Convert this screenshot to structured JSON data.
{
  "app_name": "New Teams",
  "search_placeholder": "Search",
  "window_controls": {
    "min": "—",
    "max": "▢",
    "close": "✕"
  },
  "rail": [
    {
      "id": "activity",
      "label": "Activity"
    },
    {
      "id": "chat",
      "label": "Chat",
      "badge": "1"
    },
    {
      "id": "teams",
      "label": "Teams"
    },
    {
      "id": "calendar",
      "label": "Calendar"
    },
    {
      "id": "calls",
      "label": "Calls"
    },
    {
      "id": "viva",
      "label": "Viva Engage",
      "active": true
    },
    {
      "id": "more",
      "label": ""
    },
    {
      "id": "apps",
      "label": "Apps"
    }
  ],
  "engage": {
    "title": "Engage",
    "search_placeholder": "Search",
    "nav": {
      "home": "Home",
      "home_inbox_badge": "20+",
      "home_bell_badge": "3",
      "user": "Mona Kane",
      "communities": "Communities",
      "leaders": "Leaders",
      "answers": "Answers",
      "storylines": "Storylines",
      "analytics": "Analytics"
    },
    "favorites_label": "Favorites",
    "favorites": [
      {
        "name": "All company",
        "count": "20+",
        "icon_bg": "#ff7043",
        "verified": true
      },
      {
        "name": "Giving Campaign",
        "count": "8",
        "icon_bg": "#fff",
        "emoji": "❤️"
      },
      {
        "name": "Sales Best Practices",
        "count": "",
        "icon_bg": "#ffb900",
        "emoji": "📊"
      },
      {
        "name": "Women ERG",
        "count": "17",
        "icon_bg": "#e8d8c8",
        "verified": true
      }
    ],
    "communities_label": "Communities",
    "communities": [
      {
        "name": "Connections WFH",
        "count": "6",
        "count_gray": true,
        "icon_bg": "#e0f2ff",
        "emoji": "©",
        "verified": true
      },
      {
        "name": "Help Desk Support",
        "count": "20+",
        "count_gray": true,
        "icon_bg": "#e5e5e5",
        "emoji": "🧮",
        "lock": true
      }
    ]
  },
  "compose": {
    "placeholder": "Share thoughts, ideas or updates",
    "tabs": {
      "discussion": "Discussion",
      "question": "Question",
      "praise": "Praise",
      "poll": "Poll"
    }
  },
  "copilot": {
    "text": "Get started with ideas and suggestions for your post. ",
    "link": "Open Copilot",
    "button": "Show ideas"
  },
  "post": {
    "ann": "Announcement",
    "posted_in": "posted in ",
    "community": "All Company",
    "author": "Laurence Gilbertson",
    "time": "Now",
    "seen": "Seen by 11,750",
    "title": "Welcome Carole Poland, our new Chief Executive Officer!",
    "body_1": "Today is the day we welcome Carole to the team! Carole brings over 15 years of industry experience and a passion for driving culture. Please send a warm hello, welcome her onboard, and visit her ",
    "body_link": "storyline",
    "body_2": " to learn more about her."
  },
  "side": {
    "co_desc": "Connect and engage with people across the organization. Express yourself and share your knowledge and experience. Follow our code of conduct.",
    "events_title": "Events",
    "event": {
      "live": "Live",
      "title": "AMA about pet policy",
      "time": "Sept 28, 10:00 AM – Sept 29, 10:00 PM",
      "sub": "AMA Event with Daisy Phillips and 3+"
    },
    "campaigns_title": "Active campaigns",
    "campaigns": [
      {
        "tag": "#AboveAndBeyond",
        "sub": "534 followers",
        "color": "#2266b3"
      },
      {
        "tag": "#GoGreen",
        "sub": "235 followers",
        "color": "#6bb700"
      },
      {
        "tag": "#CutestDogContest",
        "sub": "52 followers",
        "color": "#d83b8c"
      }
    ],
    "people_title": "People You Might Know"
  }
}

What the task asks: Copy out each line of the records where the string "experience" appears.

The answer:
    "body_1": "Today is the day we welcome Carole to the team! Carole brings over 15 years of industry experience and a passion for driving culture. Please send a warm hello, welcome her onboard, and visit her ",
    "co_desc": "Connect and engage with people across the organization. Express yourself and share your knowledge and experience. Follow our code of conduct.",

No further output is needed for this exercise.